### [Goal]
Please copy all the lines that follow, word for word.

* START Available records *

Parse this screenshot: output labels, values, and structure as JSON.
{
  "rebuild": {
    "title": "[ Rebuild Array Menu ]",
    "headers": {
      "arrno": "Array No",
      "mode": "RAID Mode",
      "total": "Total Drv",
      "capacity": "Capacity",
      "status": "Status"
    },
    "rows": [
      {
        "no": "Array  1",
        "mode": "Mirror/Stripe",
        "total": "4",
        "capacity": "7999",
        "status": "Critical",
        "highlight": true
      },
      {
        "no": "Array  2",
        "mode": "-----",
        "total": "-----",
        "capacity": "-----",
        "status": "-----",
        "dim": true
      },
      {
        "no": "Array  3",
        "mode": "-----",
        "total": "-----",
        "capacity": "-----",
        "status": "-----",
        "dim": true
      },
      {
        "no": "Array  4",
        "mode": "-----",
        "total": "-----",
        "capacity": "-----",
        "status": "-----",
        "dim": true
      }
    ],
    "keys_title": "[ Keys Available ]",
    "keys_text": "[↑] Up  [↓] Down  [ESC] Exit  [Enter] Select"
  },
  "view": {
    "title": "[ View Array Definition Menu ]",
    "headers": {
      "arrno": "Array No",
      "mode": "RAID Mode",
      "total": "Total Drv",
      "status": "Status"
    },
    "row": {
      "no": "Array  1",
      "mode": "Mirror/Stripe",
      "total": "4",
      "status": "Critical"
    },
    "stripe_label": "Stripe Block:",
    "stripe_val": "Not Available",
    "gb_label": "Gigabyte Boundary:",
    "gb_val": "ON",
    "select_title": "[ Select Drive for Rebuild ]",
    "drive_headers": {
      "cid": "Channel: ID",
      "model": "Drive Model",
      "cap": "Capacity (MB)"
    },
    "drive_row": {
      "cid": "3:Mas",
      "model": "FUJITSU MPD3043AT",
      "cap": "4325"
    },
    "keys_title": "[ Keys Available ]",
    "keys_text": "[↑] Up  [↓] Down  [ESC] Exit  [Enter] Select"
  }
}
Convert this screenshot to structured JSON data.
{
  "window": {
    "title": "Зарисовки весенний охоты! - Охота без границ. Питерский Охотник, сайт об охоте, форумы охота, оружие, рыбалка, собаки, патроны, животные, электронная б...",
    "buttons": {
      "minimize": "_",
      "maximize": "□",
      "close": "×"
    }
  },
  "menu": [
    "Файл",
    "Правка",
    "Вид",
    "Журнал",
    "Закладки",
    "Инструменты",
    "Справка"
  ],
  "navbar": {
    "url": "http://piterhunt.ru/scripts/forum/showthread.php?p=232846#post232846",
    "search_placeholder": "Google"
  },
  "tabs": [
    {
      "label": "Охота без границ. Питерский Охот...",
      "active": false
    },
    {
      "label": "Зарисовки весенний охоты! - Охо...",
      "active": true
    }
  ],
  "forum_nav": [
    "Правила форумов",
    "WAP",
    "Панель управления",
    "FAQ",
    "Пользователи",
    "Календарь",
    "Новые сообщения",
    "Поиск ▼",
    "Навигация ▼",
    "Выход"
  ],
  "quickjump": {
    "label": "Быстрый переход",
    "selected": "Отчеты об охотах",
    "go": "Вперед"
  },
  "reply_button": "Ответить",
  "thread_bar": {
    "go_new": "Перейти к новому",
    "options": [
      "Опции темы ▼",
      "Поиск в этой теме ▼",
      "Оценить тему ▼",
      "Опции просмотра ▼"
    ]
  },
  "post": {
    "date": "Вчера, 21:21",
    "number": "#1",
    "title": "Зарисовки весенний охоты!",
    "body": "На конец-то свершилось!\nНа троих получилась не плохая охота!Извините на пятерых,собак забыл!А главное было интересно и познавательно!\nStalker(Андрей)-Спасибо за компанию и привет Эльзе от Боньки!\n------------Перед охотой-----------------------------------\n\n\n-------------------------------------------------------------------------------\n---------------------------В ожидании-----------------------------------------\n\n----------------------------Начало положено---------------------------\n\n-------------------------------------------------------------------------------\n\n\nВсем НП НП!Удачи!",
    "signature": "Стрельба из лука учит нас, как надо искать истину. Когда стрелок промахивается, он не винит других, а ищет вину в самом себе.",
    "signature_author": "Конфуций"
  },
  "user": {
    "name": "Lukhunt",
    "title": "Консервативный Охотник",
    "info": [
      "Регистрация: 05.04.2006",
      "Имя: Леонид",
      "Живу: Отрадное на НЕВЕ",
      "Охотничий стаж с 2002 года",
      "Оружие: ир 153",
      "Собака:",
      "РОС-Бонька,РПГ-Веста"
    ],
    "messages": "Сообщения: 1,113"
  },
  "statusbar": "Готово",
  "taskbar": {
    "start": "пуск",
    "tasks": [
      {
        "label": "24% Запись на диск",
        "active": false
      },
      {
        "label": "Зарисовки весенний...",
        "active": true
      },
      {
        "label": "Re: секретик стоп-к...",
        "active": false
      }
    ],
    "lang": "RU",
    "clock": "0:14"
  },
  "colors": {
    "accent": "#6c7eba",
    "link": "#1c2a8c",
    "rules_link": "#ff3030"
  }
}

* END Available records *

### [Answer]
Parse this screenshot: output labels, values, and structure as JSON.
{
  "rebuild": {
    "title": "[ Rebuild Array Menu ]",
    "headers": {
      "arrno": "Array No",
      "mode": "RAID Mode",
      "total": "Total Drv",
      "capacity": "Capacity",
      "status": "Status"
    },
    "rows": [
      {
        "no": "Array  1",
        "mode": "Mirror/Stripe",
        "total": "4",
        "capacity": "7999",
        "status": "Critical",
        "highlight": true
      },
      {
        "no": "Array  2",
        "mode": "-----",
        "total": "-----",
        "capacity": "-----",
        "status": "-----",
        "dim": true
      },
      {
        "no": "Array  3",
        "mode": "-----",
        "total": "-----",
        "capacity": "-----",
        "status": "-----",
        "dim": true
      },
      {
        "no": "Array  4",
        "mode": "-----",
        "total": "-----",
        "capacity": "-----",
        "status": "-----",
        "dim": true
      }
    ],
    "keys_title": "[ Keys Available ]",
    "keys_text": "[↑] Up  [↓] Down  [ESC] Exit  [Enter] Select"
  },
  "view": {
    "title": "[ View Array Definition Menu ]",
    "headers": {
      "arrno": "Array No",
      "mode": "RAID Mode",
      "total": "Total Drv",
      "status": "Status"
    },
    "row": {
      "no": "Array  1",
      "mode": "Mirror/Stripe",
      "total": "4",
      "status": "Critical"
    },
    "stripe_label": "Stripe Block:",
    "stripe_val": "Not Available",
    "gb_label": "Gigabyte Boundary:",
    "gb_val": "ON",
    "select_title": "[ Select Drive for Rebuild ]",
    "drive_headers": {
      "cid": "Channel: ID",
      "model": "Drive Model",
      "cap": "Capacity (MB)"
    },
    "drive_row": {
      "cid": "3:Mas",
      "model": "FUJITSU MPD3043AT",
      "cap": "4325"
    },
    "keys_title": "[ Keys Available ]",
    "keys_text": "[↑] Up  [↓] Down  [ESC] Exit  [Enter] Select"
  }
}
Convert this screenshot to structured JSON data.
{
  "window": {
    "title": "Зарисовки весенний охоты! - Охота без границ. Питерский Охотник, сайт об охоте, форумы охота, оружие, рыбалка, собаки, патроны, животные, электронная б...",
    "buttons": {
      "minimize": "_",
      "maximize": "□",
      "close": "×"
    }
  },
  "menu": [
    "Файл",
    "Правка",
    "Вид",
    "Журнал",
    "Закладки",
    "Инструменты",
    "Справка"
  ],
  "navbar": {
    "url": "http://piterhunt.ru/scripts/forum/showthread.php?p=232846#post232846",
    "search_placeholder": "Google"
  },
  "tabs": [
    {
      "label": "Охота без границ. Питерский Охот...",
      "active": false
    },
    {
      "label": "Зарисовки весенний охоты! - Охо...",
      "active": true
    }
  ],
  "forum_nav": [
    "Правила форумов",
    "WAP",
    "Панель управления",
    "FAQ",
    "Пользователи",
    "Календарь",
    "Новые сообщения",
    "Поиск ▼",
    "Навигация ▼",
    "Выход"
  ],
  "quickjump": {
    "label": "Быстрый переход",
    "selected": "Отчеты об охотах",
    "go": "Вперед"
  },
  "reply_button": "Ответить",
  "thread_bar": {
    "go_new": "Перейти к новому",
    "options": [
      "Опции темы ▼",
      "Поиск в этой теме ▼",
      "Оценить тему ▼",
      "Опции просмотра ▼"
    ]
  },
  "post": {
    "date": "Вчера, 21:21",
    "number": "#1",
    "title": "Зарисовки весенний охоты!",
    "body": "На конец-то свершилось!\nНа троих получилась не плохая охота!Извините на пятерых,собак забыл!А главное было интересно и познавательно!\nStalker(Андрей)-Спасибо за компанию и привет Эльзе от Боньки!\n------------Перед охотой-----------------------------------\n\n\n-------------------------------------------------------------------------------\n---------------------------В ожидании-----------------------------------------\n\n----------------------------Начало положено---------------------------\n\n-------------------------------------------------------------------------------\n\n\nВсем НП НП!Удачи!",
    "signature": "Стрельба из лука учит нас, как надо искать истину. Когда стрелок промахивается, он не винит других, а ищет вину в самом себе.",
    "signature_author": "Конфуций"
  },
  "user": {
    "name": "Lukhunt",
    "title": "Консервативный Охотник",
    "info": [
      "Регистрация: 05.04.2006",
      "Имя: Леонид",
      "Живу: Отрадное на НЕВЕ",
      "Охотничий стаж с 2002 года",
      "Оружие: ир 153",
      "Собака:",
      "РОС-Бонька,РПГ-Веста"
    ],
    "messages": "Сообщения: 1,113"
  },
  "statusbar": "Готово",
  "taskbar": {
    "start": "пуск",
    "tasks": [
      {
        "label": "24% Запись на диск",
        "active": false
      },
      {
        "label": "Зарисовки весенний...",
        "active": true
      },
      {
        "label": "Re: секретик стоп-к...",
        "active": false
      }
    ],
    "lang": "RU",
    "clock": "0:14"
  },
  "colors": {
    "accent": "#6c7eba",
    "link": "#1c2a8c",
    "rules_link": "#ff3030"
  }
}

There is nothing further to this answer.